━━ Given information
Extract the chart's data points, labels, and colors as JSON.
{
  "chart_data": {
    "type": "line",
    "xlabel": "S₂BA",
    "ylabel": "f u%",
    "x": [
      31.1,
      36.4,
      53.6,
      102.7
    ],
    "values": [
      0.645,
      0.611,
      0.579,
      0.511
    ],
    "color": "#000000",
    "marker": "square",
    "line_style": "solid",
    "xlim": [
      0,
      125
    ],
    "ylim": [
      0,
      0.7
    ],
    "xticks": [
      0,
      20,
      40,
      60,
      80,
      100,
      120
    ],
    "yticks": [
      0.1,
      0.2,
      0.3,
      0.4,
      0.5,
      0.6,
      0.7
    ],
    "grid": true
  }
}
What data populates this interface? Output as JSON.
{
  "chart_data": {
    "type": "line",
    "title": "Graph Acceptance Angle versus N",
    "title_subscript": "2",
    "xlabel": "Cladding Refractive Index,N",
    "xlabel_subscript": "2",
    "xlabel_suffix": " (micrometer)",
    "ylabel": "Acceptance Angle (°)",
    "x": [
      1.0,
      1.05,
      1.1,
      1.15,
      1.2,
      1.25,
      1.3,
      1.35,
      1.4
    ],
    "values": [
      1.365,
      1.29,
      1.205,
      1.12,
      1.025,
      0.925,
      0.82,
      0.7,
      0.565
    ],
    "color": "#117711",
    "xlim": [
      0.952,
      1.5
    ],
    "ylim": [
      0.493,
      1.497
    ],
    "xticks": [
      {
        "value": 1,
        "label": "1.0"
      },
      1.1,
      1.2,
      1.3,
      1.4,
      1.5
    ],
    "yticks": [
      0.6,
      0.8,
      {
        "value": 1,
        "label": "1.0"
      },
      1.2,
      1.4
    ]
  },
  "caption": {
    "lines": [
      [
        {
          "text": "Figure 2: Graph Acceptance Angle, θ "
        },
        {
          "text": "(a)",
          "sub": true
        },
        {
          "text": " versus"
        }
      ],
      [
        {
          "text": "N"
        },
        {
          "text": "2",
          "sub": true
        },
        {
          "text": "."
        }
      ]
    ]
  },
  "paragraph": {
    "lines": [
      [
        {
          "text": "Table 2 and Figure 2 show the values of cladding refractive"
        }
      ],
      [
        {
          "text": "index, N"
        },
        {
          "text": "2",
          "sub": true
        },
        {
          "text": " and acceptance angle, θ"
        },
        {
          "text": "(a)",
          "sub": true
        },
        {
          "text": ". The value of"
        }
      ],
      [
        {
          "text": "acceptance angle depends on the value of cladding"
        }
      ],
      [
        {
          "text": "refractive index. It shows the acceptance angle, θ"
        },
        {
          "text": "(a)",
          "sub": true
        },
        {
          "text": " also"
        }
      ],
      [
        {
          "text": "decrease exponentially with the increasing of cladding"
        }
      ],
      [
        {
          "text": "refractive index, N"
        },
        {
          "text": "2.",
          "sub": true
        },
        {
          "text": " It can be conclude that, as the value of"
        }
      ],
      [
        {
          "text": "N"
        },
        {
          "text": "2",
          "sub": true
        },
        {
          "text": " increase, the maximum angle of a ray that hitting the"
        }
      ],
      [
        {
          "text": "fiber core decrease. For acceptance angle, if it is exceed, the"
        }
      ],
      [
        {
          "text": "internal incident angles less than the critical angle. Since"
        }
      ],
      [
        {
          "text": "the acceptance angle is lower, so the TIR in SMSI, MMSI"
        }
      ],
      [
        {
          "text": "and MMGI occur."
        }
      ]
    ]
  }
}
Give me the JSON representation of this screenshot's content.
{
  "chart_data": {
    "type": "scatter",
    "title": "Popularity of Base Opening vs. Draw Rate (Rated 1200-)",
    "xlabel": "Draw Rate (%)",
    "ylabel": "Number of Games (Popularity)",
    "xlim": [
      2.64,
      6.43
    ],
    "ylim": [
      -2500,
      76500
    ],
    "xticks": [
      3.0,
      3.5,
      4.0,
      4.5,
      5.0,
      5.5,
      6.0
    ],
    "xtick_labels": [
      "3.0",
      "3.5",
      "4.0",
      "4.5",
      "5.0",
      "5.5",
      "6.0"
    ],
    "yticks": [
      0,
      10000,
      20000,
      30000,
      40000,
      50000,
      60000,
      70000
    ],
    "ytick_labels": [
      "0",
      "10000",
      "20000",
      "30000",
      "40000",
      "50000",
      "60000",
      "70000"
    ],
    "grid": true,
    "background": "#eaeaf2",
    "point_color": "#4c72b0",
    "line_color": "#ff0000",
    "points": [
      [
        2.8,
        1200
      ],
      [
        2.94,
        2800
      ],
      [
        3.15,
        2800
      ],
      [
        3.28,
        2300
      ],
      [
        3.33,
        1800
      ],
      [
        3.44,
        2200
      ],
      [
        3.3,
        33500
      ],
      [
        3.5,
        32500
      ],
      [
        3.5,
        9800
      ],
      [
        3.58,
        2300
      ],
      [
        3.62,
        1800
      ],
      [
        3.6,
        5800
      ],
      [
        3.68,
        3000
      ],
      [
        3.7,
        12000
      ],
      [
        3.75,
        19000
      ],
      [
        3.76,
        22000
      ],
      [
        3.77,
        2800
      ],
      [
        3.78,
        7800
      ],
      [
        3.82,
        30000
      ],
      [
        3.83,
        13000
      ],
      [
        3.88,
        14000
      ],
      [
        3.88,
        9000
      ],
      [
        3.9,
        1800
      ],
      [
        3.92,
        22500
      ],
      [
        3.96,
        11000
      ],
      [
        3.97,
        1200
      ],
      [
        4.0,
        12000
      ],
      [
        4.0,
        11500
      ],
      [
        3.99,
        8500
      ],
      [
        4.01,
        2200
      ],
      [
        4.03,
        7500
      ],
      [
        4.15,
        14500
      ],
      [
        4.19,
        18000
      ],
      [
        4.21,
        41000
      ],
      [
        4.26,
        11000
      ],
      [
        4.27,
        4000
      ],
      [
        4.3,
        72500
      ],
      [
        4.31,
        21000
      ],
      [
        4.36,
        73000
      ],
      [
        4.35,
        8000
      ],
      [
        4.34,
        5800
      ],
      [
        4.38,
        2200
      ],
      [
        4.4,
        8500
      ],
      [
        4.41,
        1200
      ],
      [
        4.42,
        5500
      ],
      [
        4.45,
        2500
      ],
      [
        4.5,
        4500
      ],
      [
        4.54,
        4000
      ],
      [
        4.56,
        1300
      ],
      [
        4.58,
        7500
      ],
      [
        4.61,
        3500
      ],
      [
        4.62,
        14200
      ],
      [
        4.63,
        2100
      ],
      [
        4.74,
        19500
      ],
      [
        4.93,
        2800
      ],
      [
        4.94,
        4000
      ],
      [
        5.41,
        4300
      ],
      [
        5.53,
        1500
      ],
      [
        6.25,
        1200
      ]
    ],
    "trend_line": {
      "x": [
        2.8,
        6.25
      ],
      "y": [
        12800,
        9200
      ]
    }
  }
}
━━━━
## Your instructions:
Copy out every line of the material above that mentions the word "decrease".

## Output for this exercise:
          "text": "decrease exponentially with the increasing of cladding"
          "text": "fiber core decrease. For acceptance angle, if it is exceed, the"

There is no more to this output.